Entries taken from a collection
***
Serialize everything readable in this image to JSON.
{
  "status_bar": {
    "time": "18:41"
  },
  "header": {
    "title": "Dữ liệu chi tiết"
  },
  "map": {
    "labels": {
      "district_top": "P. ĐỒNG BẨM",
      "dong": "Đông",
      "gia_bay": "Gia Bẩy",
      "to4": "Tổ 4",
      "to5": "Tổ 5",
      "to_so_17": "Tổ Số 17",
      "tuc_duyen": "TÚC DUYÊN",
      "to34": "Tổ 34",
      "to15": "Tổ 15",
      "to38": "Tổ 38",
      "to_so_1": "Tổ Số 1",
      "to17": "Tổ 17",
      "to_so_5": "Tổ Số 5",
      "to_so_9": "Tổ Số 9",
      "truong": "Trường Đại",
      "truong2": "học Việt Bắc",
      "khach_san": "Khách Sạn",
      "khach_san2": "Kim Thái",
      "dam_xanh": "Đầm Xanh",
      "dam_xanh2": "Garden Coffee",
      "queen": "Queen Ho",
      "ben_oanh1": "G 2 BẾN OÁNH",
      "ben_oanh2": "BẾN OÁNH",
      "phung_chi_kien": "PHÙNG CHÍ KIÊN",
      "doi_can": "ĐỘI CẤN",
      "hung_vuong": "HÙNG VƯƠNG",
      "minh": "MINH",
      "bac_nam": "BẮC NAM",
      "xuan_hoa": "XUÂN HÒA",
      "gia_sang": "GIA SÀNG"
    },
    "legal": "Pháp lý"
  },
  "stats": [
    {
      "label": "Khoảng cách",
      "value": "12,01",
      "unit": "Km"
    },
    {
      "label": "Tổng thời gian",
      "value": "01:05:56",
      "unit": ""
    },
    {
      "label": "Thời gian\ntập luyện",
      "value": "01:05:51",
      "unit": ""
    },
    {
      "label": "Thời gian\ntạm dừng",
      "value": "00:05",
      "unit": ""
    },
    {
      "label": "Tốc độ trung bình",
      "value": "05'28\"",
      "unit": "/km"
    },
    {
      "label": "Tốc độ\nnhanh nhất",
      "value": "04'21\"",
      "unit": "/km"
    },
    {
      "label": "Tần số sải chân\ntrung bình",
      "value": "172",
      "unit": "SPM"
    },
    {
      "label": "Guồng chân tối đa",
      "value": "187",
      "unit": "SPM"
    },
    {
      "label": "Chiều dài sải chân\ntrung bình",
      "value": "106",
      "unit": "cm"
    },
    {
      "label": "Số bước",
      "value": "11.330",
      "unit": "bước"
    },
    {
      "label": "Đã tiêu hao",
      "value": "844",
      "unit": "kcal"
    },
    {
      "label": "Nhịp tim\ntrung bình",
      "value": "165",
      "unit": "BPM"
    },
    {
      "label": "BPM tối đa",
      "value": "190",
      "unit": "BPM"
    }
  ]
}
***
What to work on ▸
Write out the full set of records exactly as given.

Completed exercise ▸
Serialize everything readable in this image to JSON.
{
  "status_bar": {
    "time": "18:41"
  },
  "header": {
    "title": "Dữ liệu chi tiết"
  },
  "map": {
    "labels": {
      "district_top": "P. ĐỒNG BẨM",
      "dong": "Đông",
      "gia_bay": "Gia Bẩy",
      "to4": "Tổ 4",
      "to5": "Tổ 5",
      "to_so_17": "Tổ Số 17",
      "tuc_duyen": "TÚC DUYÊN",
      "to34": "Tổ 34",
      "to15": "Tổ 15",
      "to38": "Tổ 38",
      "to_so_1": "Tổ Số 1",
      "to17": "Tổ 17",
      "to_so_5": "Tổ Số 5",
      "to_so_9": "Tổ Số 9",
      "truong": "Trường Đại",
      "truong2": "học Việt Bắc",
      "khach_san": "Khách Sạn",
      "khach_san2": "Kim Thái",
      "dam_xanh": "Đầm Xanh",
      "dam_xanh2": "Garden Coffee",
      "queen": "Queen Ho",
      "ben_oanh1": "G 2 BẾN OÁNH",
      "ben_oanh2": "BẾN OÁNH",
      "phung_chi_kien": "PHÙNG CHÍ KIÊN",
      "doi_can": "ĐỘI CẤN",
      "hung_vuong": "HÙNG VƯƠNG",
      "minh": "MINH",
      "bac_nam": "BẮC NAM",
      "xuan_hoa": "XUÂN HÒA",
      "gia_sang": "GIA SÀNG"
    },
    "legal": "Pháp lý"
  },
  "stats": [
    {
      "label": "Khoảng cách",
      "value": "12,01",
      "unit": "Km"
    },
    {
      "label": "Tổng thời gian",
      "value": "01:05:56",
      "unit": ""
    },
    {
      "label": "Thời gian\ntập luyện",
      "value": "01:05:51",
      "unit": ""
    },
    {
      "label": "Thời gian\ntạm dừng",
      "value": "00:05",
      "unit": ""
    },
    {
      "label": "Tốc độ trung bình",
      "value": "05'28\"",
      "unit": "/km"
    },
    {
      "label": "Tốc độ\nnhanh nhất",
      "value": "04'21\"",
      "unit": "/km"
    },
    {
      "label": "Tần số sải chân\ntrung bình",
      "value": "172",
      "unit": "SPM"
    },
    {
      "label": "Guồng chân tối đa",
      "value": "187",
      "unit": "SPM"
    },
    {
      "label": "Chiều dài sải chân\ntrung bình",
      "value": "106",
      "unit": "cm"
    },
    {
      "label": "Số bước",
      "value": "11.330",
      "unit": "bước"
    },
    {
      "label": "Đã tiêu hao",
      "value": "844",
      "unit": "kcal"
    },
    {
      "label": "Nhịp tim\ntrung bình",
      "value": "165",
      "unit": "BPM"
    },
    {
      "label": "BPM tối đa",
      "value": "190",
      "unit": "BPM"
    }
  ]
}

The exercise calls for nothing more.